◆ **Exercise instructions**: Could you reproduce everything from the start of the records down to the line containing "floor-dot [26, 191, 27, 192]", both included, character for character?

◆ **Dataset extract**:
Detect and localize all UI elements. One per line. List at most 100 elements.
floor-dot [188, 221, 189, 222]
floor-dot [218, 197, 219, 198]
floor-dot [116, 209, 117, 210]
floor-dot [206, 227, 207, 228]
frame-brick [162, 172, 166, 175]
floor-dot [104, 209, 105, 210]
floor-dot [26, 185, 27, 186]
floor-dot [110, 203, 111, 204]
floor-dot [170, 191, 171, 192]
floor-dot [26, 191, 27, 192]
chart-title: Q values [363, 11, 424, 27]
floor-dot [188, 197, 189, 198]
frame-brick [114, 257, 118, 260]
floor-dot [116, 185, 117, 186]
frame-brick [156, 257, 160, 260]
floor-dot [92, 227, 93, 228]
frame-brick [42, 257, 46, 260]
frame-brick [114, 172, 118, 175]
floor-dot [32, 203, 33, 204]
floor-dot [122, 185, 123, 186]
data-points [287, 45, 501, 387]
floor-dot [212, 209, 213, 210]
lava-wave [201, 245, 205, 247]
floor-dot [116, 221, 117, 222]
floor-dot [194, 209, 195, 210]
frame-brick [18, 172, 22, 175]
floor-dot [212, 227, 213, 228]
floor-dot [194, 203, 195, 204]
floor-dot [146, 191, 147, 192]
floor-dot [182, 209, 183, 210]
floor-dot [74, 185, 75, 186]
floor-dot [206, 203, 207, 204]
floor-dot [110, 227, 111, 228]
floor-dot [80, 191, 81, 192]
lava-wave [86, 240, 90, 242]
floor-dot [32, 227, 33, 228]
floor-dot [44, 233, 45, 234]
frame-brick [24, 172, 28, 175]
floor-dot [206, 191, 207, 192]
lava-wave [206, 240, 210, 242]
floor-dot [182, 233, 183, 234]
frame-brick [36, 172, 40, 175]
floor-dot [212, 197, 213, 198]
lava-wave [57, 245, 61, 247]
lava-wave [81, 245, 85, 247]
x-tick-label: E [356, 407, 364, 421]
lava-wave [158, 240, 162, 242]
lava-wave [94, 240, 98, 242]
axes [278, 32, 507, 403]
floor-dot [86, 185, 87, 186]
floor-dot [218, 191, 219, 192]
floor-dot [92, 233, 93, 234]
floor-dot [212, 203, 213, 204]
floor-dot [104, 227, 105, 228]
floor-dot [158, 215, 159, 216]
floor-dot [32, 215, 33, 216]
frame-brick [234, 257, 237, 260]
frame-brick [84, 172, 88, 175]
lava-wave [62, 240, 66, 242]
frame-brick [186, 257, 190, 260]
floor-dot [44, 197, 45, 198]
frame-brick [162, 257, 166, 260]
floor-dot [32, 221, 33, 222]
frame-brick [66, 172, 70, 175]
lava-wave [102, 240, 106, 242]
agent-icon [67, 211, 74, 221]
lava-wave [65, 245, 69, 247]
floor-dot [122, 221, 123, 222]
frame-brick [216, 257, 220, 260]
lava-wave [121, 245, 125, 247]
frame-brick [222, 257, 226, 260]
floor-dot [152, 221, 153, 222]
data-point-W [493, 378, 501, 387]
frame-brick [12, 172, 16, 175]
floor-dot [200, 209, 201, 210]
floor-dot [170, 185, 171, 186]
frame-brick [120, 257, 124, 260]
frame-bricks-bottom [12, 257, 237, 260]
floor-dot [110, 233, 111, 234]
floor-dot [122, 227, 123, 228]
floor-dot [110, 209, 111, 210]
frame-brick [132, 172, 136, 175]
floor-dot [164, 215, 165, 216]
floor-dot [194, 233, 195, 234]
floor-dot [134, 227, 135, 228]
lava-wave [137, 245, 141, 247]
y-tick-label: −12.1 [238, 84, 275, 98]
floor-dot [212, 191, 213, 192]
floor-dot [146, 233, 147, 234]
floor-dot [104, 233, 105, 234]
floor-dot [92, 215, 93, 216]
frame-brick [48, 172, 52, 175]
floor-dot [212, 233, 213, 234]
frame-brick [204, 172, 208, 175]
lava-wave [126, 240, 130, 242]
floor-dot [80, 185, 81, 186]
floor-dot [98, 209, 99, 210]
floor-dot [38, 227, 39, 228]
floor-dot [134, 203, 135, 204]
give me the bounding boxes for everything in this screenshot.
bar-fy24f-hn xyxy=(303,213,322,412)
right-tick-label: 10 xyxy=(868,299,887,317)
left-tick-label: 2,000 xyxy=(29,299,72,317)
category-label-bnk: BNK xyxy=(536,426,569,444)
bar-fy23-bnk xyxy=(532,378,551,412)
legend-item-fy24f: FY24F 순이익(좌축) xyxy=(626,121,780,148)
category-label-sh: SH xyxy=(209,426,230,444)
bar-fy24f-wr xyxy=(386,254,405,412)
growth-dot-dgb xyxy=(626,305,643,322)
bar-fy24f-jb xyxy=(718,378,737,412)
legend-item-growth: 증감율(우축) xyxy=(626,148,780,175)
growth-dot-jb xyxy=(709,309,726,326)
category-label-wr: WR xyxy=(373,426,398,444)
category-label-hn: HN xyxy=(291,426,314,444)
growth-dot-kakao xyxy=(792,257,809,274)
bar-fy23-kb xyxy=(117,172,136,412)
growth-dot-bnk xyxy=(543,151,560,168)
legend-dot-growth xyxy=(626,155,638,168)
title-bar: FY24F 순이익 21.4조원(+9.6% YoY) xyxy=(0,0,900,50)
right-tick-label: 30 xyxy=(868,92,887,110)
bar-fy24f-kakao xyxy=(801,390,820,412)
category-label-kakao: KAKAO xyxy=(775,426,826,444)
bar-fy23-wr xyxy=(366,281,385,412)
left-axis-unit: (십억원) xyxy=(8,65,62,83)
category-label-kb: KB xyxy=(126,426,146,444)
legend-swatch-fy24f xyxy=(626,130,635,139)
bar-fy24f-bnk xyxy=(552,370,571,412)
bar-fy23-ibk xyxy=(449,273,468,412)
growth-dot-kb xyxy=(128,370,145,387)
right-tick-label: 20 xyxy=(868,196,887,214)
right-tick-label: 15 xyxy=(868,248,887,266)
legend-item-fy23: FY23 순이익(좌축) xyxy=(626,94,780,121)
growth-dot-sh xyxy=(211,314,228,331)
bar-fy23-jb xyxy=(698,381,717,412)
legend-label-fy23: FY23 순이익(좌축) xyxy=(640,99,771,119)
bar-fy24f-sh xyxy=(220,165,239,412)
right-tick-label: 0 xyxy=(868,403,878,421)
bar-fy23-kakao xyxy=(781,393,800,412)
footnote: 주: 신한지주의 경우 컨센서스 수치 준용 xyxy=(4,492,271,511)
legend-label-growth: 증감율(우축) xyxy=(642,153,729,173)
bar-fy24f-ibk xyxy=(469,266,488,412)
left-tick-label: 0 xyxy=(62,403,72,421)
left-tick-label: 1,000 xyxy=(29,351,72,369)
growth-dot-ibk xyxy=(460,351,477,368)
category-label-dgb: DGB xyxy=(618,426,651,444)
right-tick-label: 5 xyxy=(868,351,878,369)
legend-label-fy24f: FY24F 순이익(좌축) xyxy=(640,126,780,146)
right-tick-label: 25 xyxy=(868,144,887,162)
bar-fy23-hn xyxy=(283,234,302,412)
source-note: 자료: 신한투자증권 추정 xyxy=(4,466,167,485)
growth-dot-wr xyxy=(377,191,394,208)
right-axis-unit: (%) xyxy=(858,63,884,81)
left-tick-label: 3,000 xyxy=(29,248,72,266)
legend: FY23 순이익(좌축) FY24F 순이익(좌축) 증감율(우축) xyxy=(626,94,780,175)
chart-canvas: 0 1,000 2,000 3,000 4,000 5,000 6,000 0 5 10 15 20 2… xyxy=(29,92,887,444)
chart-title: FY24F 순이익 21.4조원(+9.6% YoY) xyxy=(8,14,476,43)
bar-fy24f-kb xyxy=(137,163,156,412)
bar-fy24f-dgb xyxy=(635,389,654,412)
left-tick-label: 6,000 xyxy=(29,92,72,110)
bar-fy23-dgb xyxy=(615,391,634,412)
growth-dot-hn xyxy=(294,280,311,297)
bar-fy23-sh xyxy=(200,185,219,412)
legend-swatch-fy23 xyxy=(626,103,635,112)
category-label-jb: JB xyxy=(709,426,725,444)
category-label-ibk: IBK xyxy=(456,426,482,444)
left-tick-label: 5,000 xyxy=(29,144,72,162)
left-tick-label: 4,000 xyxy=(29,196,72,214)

◆ **Answer to this exercise**:
Detect and localize all UI elements. One per line. List at most 100 elements.
floor-dot [188, 221, 189, 222]
floor-dot [218, 197, 219, 198]
floor-dot [116, 209, 117, 210]
floor-dot [206, 227, 207, 228]
frame-brick [162, 172, 166, 175]
floor-dot [104, 209, 105, 210]
floor-dot [26, 185, 27, 186]
floor-dot [110, 203, 111, 204]
floor-dot [170, 191, 171, 192]
floor-dot [26, 191, 27, 192]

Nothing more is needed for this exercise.